Sift the listing for lines that hold the string "Petrol" and pull them out.
* Begin *
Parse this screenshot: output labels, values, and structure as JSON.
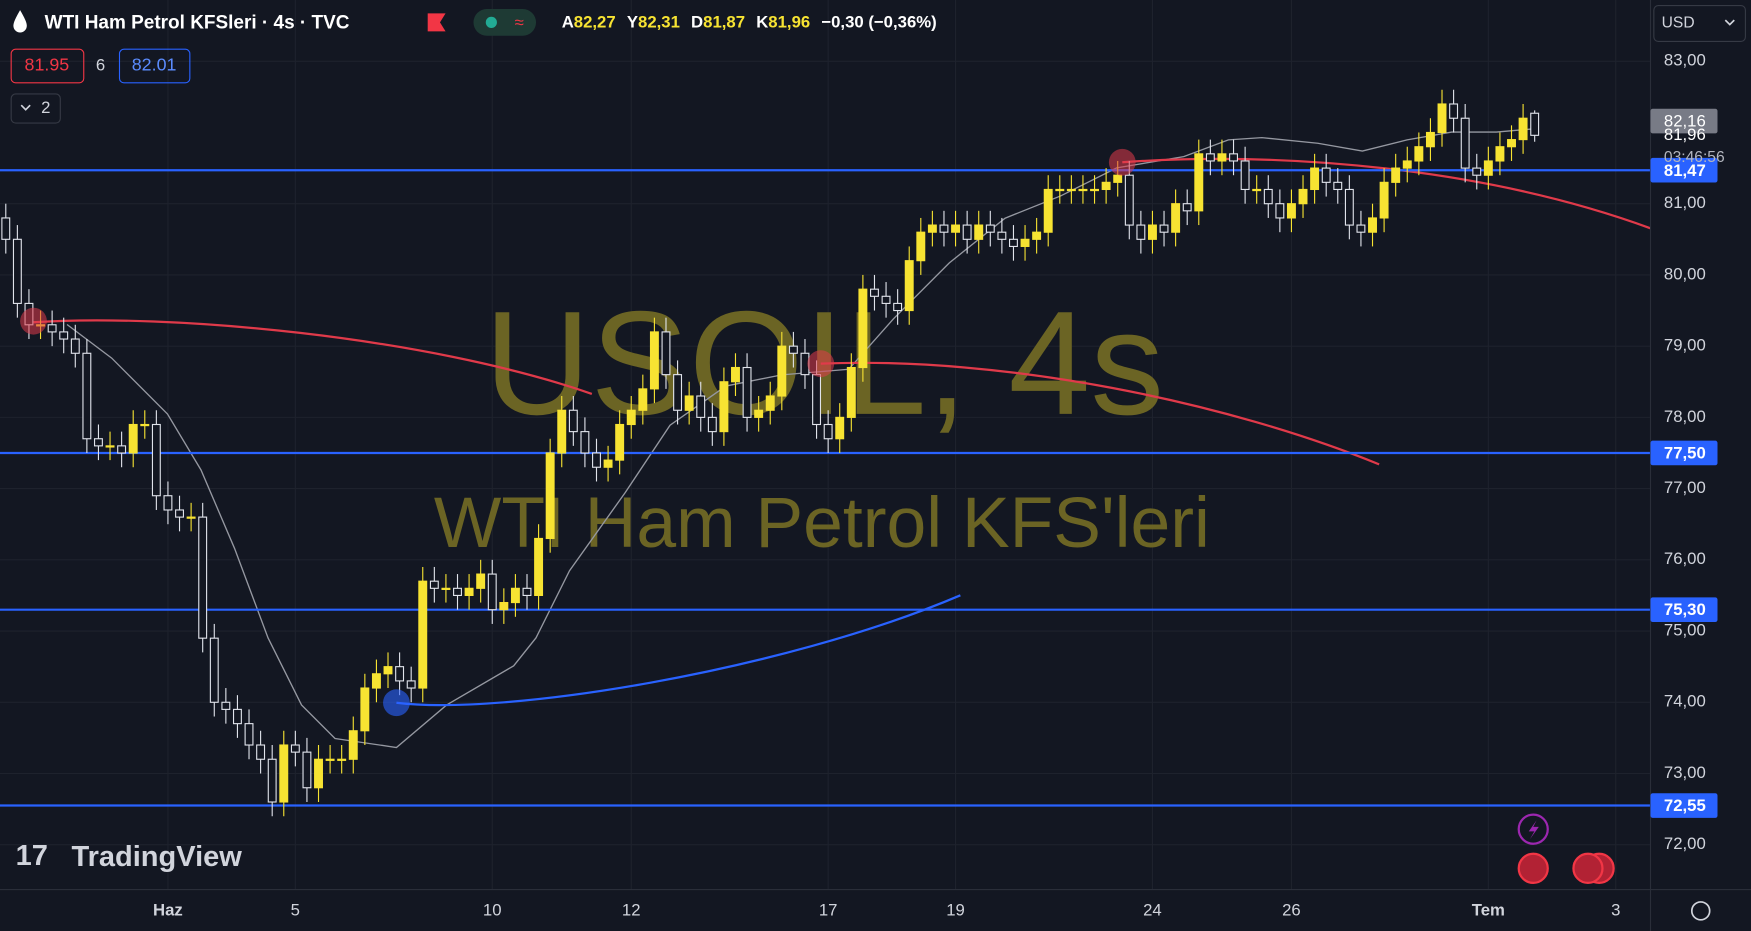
{
  "toolbar": {
    "title": "WTI Ham Petrol KFSleri · 4s · TVC",
    "ohlc": [
      {
        "key": "A",
        "value": "82,27"
      },
      {
        "key": "Y",
        "value": "82,31"
      },
      {
        "key": "D",
        "value": "81,87"
      },
      {
        "key": "K",
        "value": "81,96"
      }
    ],
    "change": "−0,30 (−0,36%)",
    "sell": "81.95",
    "spread": "6",
    "buy": "82.01",
    "indicators": "2",
    "currency": "USD"
  },
  "watermark": {
    "symbol": "USOIL, 4s",
    "description": "WTI Ham Petrol KFS'leri"
  },
  "brand": "TradingView",
  "chart_data": {
    "type": "candlestick",
    "open": [
      80.8,
      80.5,
      79.6,
      79.3,
      79.3,
      79.2,
      79.1,
      78.9,
      77.7,
      77.6,
      77.6,
      77.5,
      77.9,
      77.9,
      76.9,
      76.7,
      76.6,
      76.6,
      74.9,
      74.0,
      73.9,
      73.7,
      73.4,
      73.2,
      72.6,
      73.4,
      73.3,
      72.8,
      73.2,
      73.2,
      73.2,
      73.6,
      74.2,
      74.4,
      74.5,
      74.3,
      74.2,
      75.7,
      75.6,
      75.6,
      75.5,
      75.6,
      75.8,
      75.3,
      75.4,
      75.6,
      75.5,
      76.3,
      77.5,
      78.1,
      77.8,
      77.5,
      77.3,
      77.4,
      77.9,
      78.1,
      78.4,
      79.2,
      78.6,
      78.1,
      78.3,
      78.0,
      77.8,
      78.5,
      78.7,
      78.0,
      78.1,
      78.3,
      79.0,
      78.9,
      78.6,
      77.9,
      77.7,
      78.0,
      78.7,
      79.8,
      79.7,
      79.6,
      79.5,
      80.2,
      80.6,
      80.7,
      80.6,
      80.7,
      80.5,
      80.7,
      80.6,
      80.5,
      80.4,
      80.5,
      80.6,
      81.2,
      81.2,
      81.2,
      81.2,
      81.2,
      81.3,
      81.4,
      80.7,
      80.5,
      80.7,
      80.6,
      81.0,
      80.9,
      81.7,
      81.6,
      81.7,
      81.6,
      81.2,
      81.2,
      81.0,
      80.8,
      81.0,
      81.2,
      81.5,
      81.3,
      81.2,
      80.7,
      80.6,
      80.8,
      81.3,
      81.5,
      81.6,
      81.8,
      82.0,
      82.4,
      82.2,
      81.5,
      81.4,
      81.6,
      81.8,
      81.9,
      82.27
    ],
    "high": [
      81.0,
      80.7,
      79.8,
      79.5,
      79.5,
      79.4,
      79.3,
      79.1,
      77.9,
      77.8,
      77.8,
      78.1,
      78.1,
      78.1,
      77.1,
      76.9,
      76.8,
      76.8,
      75.1,
      74.2,
      74.1,
      73.9,
      73.6,
      73.4,
      73.6,
      73.6,
      73.5,
      73.4,
      73.4,
      73.4,
      73.8,
      74.4,
      74.6,
      74.7,
      74.7,
      74.5,
      75.9,
      75.9,
      75.8,
      75.8,
      75.8,
      76.0,
      76.0,
      75.6,
      75.8,
      75.8,
      76.5,
      77.7,
      78.3,
      78.3,
      78.0,
      77.7,
      77.6,
      78.1,
      78.3,
      78.6,
      79.4,
      79.4,
      78.8,
      78.5,
      78.5,
      78.2,
      78.7,
      78.9,
      78.9,
      78.3,
      78.5,
      79.2,
      79.2,
      79.1,
      78.8,
      78.1,
      78.2,
      78.9,
      80.0,
      80.0,
      79.9,
      79.8,
      80.4,
      80.8,
      80.9,
      80.9,
      80.9,
      80.9,
      80.9,
      80.9,
      80.8,
      80.7,
      80.7,
      80.8,
      81.4,
      81.4,
      81.4,
      81.4,
      81.4,
      81.5,
      81.6,
      81.6,
      80.9,
      80.9,
      80.9,
      81.2,
      81.2,
      81.9,
      81.9,
      81.9,
      81.9,
      81.8,
      81.4,
      81.4,
      81.2,
      81.2,
      81.4,
      81.7,
      81.7,
      81.5,
      81.4,
      80.9,
      81.0,
      81.5,
      81.7,
      81.8,
      82.0,
      82.2,
      82.6,
      82.6,
      82.4,
      81.7,
      81.8,
      82.0,
      82.1,
      82.4,
      82.31
    ],
    "low": [
      80.3,
      79.4,
      79.1,
      79.1,
      79.0,
      78.9,
      78.7,
      77.5,
      77.4,
      77.4,
      77.3,
      77.3,
      77.7,
      76.7,
      76.5,
      76.4,
      76.4,
      74.7,
      73.8,
      73.7,
      73.5,
      73.2,
      73.0,
      72.4,
      72.4,
      73.1,
      72.6,
      72.6,
      73.0,
      73.0,
      73.0,
      73.4,
      74.0,
      74.2,
      74.1,
      74.0,
      74.0,
      75.4,
      75.4,
      75.3,
      75.3,
      75.4,
      75.1,
      75.1,
      75.2,
      75.3,
      75.3,
      76.1,
      77.3,
      77.6,
      77.3,
      77.1,
      77.1,
      77.2,
      77.7,
      77.9,
      78.2,
      78.4,
      77.9,
      77.9,
      77.8,
      77.6,
      77.6,
      78.3,
      77.8,
      77.8,
      77.9,
      78.1,
      78.7,
      78.4,
      77.7,
      77.5,
      77.5,
      77.8,
      78.5,
      79.5,
      79.4,
      79.3,
      79.3,
      80.0,
      80.4,
      80.4,
      80.4,
      80.3,
      80.3,
      80.4,
      80.3,
      80.2,
      80.2,
      80.3,
      80.4,
      81.0,
      81.0,
      81.0,
      81.0,
      81.0,
      81.1,
      80.5,
      80.3,
      80.3,
      80.4,
      80.4,
      80.7,
      80.7,
      81.4,
      81.4,
      81.4,
      81.0,
      81.0,
      80.8,
      80.6,
      80.6,
      80.8,
      81.0,
      81.1,
      81.0,
      80.5,
      80.4,
      80.4,
      80.6,
      81.1,
      81.3,
      81.4,
      81.6,
      81.8,
      82.0,
      81.3,
      81.2,
      81.2,
      81.4,
      81.6,
      81.7,
      81.87
    ],
    "close": [
      80.5,
      79.6,
      79.3,
      79.3,
      79.2,
      79.1,
      78.9,
      77.7,
      77.6,
      77.6,
      77.5,
      77.9,
      77.9,
      76.9,
      76.7,
      76.6,
      76.6,
      74.9,
      74.0,
      73.9,
      73.7,
      73.4,
      73.2,
      72.6,
      73.4,
      73.3,
      72.8,
      73.2,
      73.2,
      73.2,
      73.6,
      74.2,
      74.4,
      74.5,
      74.3,
      74.2,
      75.7,
      75.6,
      75.6,
      75.5,
      75.6,
      75.8,
      75.3,
      75.4,
      75.6,
      75.5,
      76.3,
      77.5,
      78.1,
      77.8,
      77.5,
      77.3,
      77.4,
      77.9,
      78.1,
      78.4,
      79.2,
      78.6,
      78.1,
      78.3,
      78.0,
      77.8,
      78.5,
      78.7,
      78.0,
      78.1,
      78.3,
      79.0,
      78.9,
      78.6,
      77.9,
      77.7,
      78.0,
      78.7,
      79.8,
      79.7,
      79.6,
      79.5,
      80.2,
      80.6,
      80.7,
      80.6,
      80.7,
      80.5,
      80.7,
      80.6,
      80.5,
      80.4,
      80.5,
      80.6,
      81.2,
      81.2,
      81.2,
      81.2,
      81.2,
      81.3,
      81.4,
      80.7,
      80.5,
      80.7,
      80.6,
      81.0,
      80.9,
      81.7,
      81.6,
      81.7,
      81.6,
      81.2,
      81.2,
      81.0,
      80.8,
      81.0,
      81.2,
      81.5,
      81.3,
      81.2,
      80.7,
      80.6,
      80.8,
      81.3,
      81.5,
      81.6,
      81.8,
      82.0,
      82.4,
      82.2,
      81.5,
      81.4,
      81.6,
      81.8,
      81.9,
      82.2,
      81.96
    ],
    "up_color": "#f7e332",
    "down_color": "#e0e3eb",
    "xlim": [
      -0.5,
      142
    ],
    "xticks": [
      {
        "value": 14,
        "label": "Haz"
      },
      {
        "value": 25,
        "label": "5"
      },
      {
        "value": 42,
        "label": "10"
      },
      {
        "value": 54,
        "label": "12"
      },
      {
        "value": 71,
        "label": "17"
      },
      {
        "value": 82,
        "label": "19"
      },
      {
        "value": 99,
        "label": "24"
      },
      {
        "value": 111,
        "label": "26"
      },
      {
        "value": 128,
        "label": "Tem"
      },
      {
        "value": 139,
        "label": "3"
      }
    ],
    "ylim": [
      71.37,
      83.86
    ],
    "yticks": [
      {
        "value": 72,
        "label": "72,00"
      },
      {
        "value": 73,
        "label": "73,00"
      },
      {
        "value": 74,
        "label": "74,00"
      },
      {
        "value": 75,
        "label": "75,00"
      },
      {
        "value": 76,
        "label": "76,00"
      },
      {
        "value": 77,
        "label": "77,00"
      },
      {
        "value": 78,
        "label": "78,00"
      },
      {
        "value": 79,
        "label": "79,00"
      },
      {
        "value": 80,
        "label": "80,00"
      },
      {
        "value": 81,
        "label": "81,00"
      },
      {
        "value": 83,
        "label": "83,00"
      }
    ],
    "grid": true,
    "hlines": [
      {
        "value": 81.47,
        "label": "81,47"
      },
      {
        "value": 77.5,
        "label": "77,50"
      },
      {
        "value": 75.3,
        "label": "75,30"
      },
      {
        "value": 72.55,
        "label": "72,55"
      }
    ],
    "hline_color": "#2962ff",
    "last_price": {
      "value": 81.96,
      "label": "81,96"
    },
    "countdown": "03:46:56",
    "prev_marker": {
      "value": 82.16,
      "label": "82,16"
    }
  }
}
* End *
Answer to the problem:
    "title": "WTI Ham Petrol KFSleri · 4s · TVC",
    "description": "WTI Ham Petrol KFS'leri"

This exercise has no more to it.